Exercise details — Your task is to transcribe all of the data below exactly, omitting the images.

-- Begin --

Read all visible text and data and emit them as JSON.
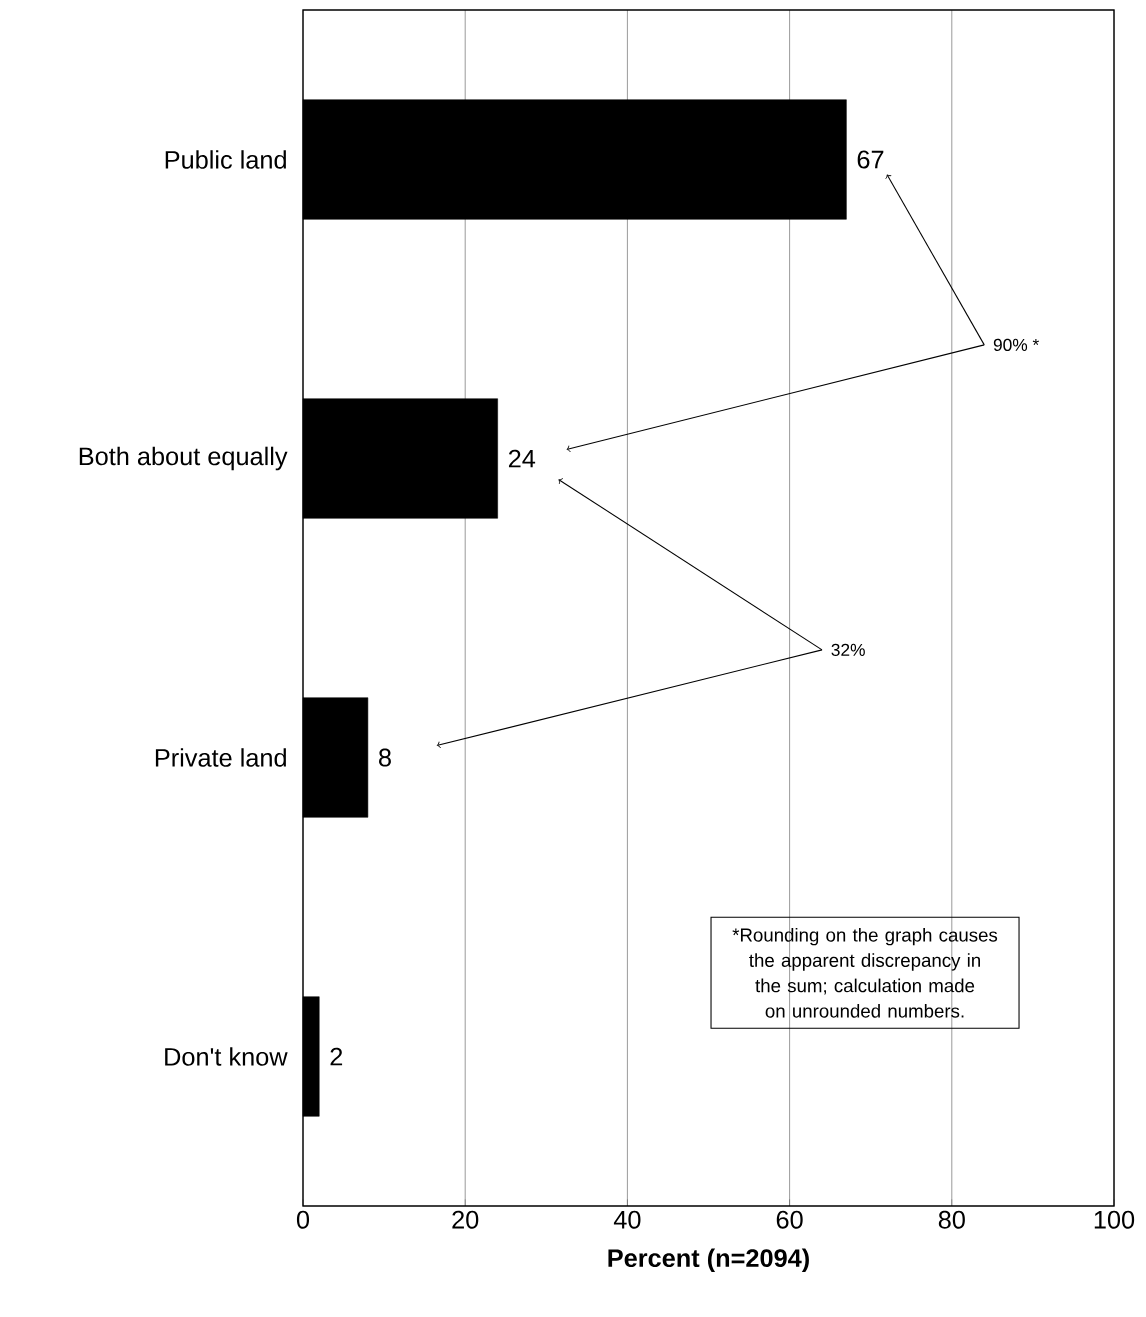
{
  "chart_data": {
    "type": "bar",
    "orientation": "horizontal",
    "categories": [
      "Public land",
      "Both about equally",
      "Private land",
      "Don't know"
    ],
    "values": [
      67,
      24,
      8,
      2
    ],
    "color": "#000000",
    "data_labels": true,
    "xlabel": "Percent (n=2094)",
    "xlim": [
      0,
      100
    ],
    "xticks": [
      0,
      20,
      40,
      60,
      80,
      100
    ],
    "grid": "x",
    "annotations": [
      "90% *",
      "32%",
      "*Rounding on the graph causes the apparent discrepancy in the sum; calculation made on unrounded numbers."
    ]
  }
}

-- End --

Task solution —
Read all visible text and data and emit them as JSON.
{
  "chart_data": {
    "type": "bar",
    "orientation": "horizontal",
    "categories": [
      "Public land",
      "Both about equally",
      "Private land",
      "Don't know"
    ],
    "values": [
      67,
      24,
      8,
      2
    ],
    "color": "#000000",
    "data_labels": true,
    "xlabel": "Percent (n=2094)",
    "xlim": [
      0,
      100
    ],
    "xticks": [
      0,
      20,
      40,
      60,
      80,
      100
    ],
    "grid": "x",
    "annotations": [
      "90% *",
      "32%",
      "*Rounding on the graph causes the apparent discrepancy in the sum; calculation made on unrounded numbers."
    ]
  }
}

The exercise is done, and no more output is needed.